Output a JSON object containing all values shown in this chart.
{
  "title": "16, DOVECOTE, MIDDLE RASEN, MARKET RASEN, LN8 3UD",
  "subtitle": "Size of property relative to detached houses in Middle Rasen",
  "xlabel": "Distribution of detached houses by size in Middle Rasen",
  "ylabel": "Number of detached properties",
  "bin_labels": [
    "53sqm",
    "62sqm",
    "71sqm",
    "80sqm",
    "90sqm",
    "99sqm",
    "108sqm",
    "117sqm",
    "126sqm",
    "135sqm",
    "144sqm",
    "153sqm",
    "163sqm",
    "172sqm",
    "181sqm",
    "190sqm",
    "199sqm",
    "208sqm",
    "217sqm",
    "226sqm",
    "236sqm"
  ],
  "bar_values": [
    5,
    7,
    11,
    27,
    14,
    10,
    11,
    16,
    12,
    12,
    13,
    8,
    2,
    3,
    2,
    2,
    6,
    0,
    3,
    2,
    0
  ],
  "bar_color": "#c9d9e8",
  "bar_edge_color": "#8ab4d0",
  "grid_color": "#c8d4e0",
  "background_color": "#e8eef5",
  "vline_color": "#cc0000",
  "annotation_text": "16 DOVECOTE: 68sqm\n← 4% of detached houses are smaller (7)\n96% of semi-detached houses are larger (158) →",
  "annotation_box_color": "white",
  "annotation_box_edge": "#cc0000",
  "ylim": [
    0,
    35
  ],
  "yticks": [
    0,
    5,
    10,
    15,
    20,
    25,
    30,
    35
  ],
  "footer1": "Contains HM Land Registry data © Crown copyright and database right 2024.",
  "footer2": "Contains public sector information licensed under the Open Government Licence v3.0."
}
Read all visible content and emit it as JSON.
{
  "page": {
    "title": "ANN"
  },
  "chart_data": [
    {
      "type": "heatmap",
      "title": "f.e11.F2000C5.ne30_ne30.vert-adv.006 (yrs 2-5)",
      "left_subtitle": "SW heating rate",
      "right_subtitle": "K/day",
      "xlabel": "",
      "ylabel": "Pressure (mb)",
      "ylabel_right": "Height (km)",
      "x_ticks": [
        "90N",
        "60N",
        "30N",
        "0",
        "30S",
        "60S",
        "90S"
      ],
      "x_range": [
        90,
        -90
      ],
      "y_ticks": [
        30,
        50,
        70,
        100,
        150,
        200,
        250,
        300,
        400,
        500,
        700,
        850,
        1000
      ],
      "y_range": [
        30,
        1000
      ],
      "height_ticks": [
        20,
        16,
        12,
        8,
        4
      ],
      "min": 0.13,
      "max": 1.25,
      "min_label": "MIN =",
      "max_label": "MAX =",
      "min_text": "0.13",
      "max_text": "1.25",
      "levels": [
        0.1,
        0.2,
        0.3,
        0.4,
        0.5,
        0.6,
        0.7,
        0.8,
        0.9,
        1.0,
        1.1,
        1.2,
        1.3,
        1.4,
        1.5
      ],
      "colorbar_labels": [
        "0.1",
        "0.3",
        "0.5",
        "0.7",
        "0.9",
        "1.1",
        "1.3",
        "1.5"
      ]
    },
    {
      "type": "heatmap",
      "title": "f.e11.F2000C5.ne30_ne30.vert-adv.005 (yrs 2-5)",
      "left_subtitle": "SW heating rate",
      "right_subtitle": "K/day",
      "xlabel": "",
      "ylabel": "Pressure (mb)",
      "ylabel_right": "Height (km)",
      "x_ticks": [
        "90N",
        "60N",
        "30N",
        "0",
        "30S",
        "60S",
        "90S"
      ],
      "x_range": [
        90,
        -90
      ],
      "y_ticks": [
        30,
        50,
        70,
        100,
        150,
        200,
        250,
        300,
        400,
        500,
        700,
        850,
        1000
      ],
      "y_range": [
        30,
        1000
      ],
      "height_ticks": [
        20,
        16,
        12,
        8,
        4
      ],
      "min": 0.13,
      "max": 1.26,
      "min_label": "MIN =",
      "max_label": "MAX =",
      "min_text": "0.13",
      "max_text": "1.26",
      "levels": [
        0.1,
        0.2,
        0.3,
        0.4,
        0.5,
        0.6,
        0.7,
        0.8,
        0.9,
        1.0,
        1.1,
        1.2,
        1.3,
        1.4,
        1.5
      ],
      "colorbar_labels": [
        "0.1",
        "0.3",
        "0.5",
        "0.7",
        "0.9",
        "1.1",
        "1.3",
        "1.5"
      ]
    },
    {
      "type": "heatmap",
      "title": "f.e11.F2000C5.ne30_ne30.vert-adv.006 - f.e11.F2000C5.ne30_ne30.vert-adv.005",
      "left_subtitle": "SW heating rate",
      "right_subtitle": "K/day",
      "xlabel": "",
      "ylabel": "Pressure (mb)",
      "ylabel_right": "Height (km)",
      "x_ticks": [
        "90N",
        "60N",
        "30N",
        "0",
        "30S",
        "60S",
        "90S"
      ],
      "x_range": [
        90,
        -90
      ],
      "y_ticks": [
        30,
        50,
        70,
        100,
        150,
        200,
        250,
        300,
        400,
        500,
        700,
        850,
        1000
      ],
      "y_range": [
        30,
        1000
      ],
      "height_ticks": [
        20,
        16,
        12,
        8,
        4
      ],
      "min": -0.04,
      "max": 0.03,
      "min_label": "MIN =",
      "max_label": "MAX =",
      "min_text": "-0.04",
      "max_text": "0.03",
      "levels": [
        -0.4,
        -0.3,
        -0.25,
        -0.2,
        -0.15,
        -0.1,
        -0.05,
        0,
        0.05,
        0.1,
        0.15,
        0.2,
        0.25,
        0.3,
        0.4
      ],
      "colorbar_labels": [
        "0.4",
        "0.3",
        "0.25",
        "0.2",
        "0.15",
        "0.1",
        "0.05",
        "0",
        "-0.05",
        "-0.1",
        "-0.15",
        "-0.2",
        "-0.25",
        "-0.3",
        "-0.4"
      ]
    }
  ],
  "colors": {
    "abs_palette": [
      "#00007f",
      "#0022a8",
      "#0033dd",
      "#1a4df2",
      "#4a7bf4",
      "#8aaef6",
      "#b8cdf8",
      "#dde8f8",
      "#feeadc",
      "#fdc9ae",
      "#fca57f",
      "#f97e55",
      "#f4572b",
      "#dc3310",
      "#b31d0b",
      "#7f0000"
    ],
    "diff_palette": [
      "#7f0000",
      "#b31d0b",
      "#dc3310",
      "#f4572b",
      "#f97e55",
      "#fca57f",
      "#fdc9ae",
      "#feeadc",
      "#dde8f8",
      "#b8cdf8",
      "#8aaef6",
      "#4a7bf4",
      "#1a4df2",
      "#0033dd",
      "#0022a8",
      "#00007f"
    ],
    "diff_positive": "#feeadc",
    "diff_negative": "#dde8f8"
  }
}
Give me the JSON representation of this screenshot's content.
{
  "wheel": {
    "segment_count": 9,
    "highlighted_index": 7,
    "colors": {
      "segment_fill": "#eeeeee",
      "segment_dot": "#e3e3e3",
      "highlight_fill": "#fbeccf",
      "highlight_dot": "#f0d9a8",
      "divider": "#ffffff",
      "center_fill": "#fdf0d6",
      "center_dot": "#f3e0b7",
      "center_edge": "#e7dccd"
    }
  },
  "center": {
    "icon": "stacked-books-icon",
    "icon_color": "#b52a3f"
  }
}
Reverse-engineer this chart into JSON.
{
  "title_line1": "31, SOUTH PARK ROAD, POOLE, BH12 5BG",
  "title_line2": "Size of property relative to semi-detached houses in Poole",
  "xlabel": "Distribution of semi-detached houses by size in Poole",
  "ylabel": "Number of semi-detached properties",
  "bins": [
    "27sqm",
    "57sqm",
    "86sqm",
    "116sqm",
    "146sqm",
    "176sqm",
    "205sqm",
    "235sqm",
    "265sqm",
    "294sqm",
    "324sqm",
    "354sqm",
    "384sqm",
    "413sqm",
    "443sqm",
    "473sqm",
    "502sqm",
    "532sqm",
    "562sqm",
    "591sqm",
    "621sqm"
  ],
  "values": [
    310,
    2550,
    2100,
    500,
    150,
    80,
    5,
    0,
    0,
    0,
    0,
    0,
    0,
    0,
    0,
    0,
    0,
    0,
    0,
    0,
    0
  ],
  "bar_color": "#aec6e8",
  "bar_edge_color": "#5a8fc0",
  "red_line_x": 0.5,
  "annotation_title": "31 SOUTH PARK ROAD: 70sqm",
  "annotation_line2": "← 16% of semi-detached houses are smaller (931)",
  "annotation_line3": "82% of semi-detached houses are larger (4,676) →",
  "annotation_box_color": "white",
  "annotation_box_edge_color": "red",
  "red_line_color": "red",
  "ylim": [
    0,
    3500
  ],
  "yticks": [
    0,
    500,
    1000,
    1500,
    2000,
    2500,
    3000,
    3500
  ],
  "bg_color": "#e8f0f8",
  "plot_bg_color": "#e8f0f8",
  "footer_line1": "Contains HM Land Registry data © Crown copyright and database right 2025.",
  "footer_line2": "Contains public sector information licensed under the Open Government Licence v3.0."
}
····················
What the task asks:
Looking at the records above, count the lines where the word "database" appears. State only the number.

Solution for this task:
2